Aim of the task: Go through the data below and copy it exactly, skipping every picture.

════════

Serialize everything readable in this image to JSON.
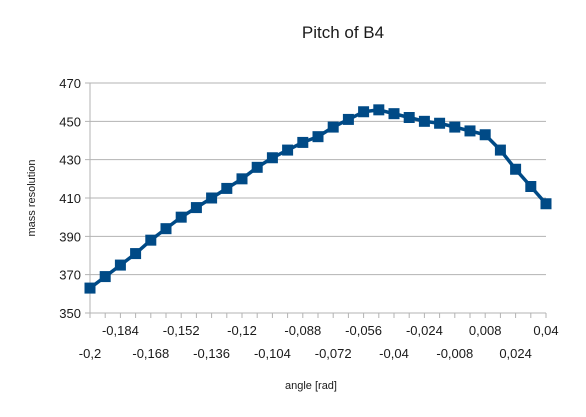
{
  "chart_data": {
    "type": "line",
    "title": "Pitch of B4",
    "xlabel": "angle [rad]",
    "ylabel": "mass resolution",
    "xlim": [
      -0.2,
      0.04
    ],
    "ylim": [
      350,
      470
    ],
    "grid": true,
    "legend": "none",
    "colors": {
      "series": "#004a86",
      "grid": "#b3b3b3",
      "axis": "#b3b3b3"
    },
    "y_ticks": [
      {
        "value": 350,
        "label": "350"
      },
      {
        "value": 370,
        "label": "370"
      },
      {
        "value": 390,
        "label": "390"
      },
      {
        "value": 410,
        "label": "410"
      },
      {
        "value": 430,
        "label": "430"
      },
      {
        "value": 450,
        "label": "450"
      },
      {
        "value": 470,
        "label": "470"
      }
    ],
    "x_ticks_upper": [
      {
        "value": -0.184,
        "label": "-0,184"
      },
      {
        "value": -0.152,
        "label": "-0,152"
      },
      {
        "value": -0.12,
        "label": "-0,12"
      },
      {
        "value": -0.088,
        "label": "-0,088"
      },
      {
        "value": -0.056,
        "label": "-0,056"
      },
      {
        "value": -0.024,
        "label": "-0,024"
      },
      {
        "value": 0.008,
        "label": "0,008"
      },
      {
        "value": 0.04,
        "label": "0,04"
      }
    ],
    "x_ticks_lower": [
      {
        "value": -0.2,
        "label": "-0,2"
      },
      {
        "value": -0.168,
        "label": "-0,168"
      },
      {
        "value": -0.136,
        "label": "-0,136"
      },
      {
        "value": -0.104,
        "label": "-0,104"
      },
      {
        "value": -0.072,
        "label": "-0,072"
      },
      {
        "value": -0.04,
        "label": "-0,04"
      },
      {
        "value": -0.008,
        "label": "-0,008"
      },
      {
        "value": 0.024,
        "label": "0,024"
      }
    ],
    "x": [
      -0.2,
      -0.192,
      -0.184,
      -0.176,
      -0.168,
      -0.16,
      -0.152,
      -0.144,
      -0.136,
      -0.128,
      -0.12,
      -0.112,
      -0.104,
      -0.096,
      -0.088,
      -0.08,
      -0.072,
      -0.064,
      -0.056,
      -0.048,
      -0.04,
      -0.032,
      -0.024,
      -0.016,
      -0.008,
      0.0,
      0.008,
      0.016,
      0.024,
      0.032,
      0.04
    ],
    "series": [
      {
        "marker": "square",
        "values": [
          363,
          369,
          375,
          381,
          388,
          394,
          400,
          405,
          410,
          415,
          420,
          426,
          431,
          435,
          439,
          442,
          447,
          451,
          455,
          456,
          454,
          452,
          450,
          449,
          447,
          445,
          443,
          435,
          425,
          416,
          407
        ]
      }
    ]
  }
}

════════

Completed exercise:
Serialize everything readable in this image to JSON.
{
  "chart_data": {
    "type": "line",
    "title": "Pitch of B4",
    "xlabel": "angle [rad]",
    "ylabel": "mass resolution",
    "xlim": [
      -0.2,
      0.04
    ],
    "ylim": [
      350,
      470
    ],
    "grid": true,
    "legend": "none",
    "colors": {
      "series": "#004a86",
      "grid": "#b3b3b3",
      "axis": "#b3b3b3"
    },
    "y_ticks": [
      {
        "value": 350,
        "label": "350"
      },
      {
        "value": 370,
        "label": "370"
      },
      {
        "value": 390,
        "label": "390"
      },
      {
        "value": 410,
        "label": "410"
      },
      {
        "value": 430,
        "label": "430"
      },
      {
        "value": 450,
        "label": "450"
      },
      {
        "value": 470,
        "label": "470"
      }
    ],
    "x_ticks_upper": [
      {
        "value": -0.184,
        "label": "-0,184"
      },
      {
        "value": -0.152,
        "label": "-0,152"
      },
      {
        "value": -0.12,
        "label": "-0,12"
      },
      {
        "value": -0.088,
        "label": "-0,088"
      },
      {
        "value": -0.056,
        "label": "-0,056"
      },
      {
        "value": -0.024,
        "label": "-0,024"
      },
      {
        "value": 0.008,
        "label": "0,008"
      },
      {
        "value": 0.04,
        "label": "0,04"
      }
    ],
    "x_ticks_lower": [
      {
        "value": -0.2,
        "label": "-0,2"
      },
      {
        "value": -0.168,
        "label": "-0,168"
      },
      {
        "value": -0.136,
        "label": "-0,136"
      },
      {
        "value": -0.104,
        "label": "-0,104"
      },
      {
        "value": -0.072,
        "label": "-0,072"
      },
      {
        "value": -0.04,
        "label": "-0,04"
      },
      {
        "value": -0.008,
        "label": "-0,008"
      },
      {
        "value": 0.024,
        "label": "0,024"
      }
    ],
    "x": [
      -0.2,
      -0.192,
      -0.184,
      -0.176,
      -0.168,
      -0.16,
      -0.152,
      -0.144,
      -0.136,
      -0.128,
      -0.12,
      -0.112,
      -0.104,
      -0.096,
      -0.088,
      -0.08,
      -0.072,
      -0.064,
      -0.056,
      -0.048,
      -0.04,
      -0.032,
      -0.024,
      -0.016,
      -0.008,
      0.0,
      0.008,
      0.016,
      0.024,
      0.032,
      0.04
    ],
    "series": [
      {
        "marker": "square",
        "values": [
          363,
          369,
          375,
          381,
          388,
          394,
          400,
          405,
          410,
          415,
          420,
          426,
          431,
          435,
          439,
          442,
          447,
          451,
          455,
          456,
          454,
          452,
          450,
          449,
          447,
          445,
          443,
          435,
          425,
          416,
          407
        ]
      }
    ]
  }
}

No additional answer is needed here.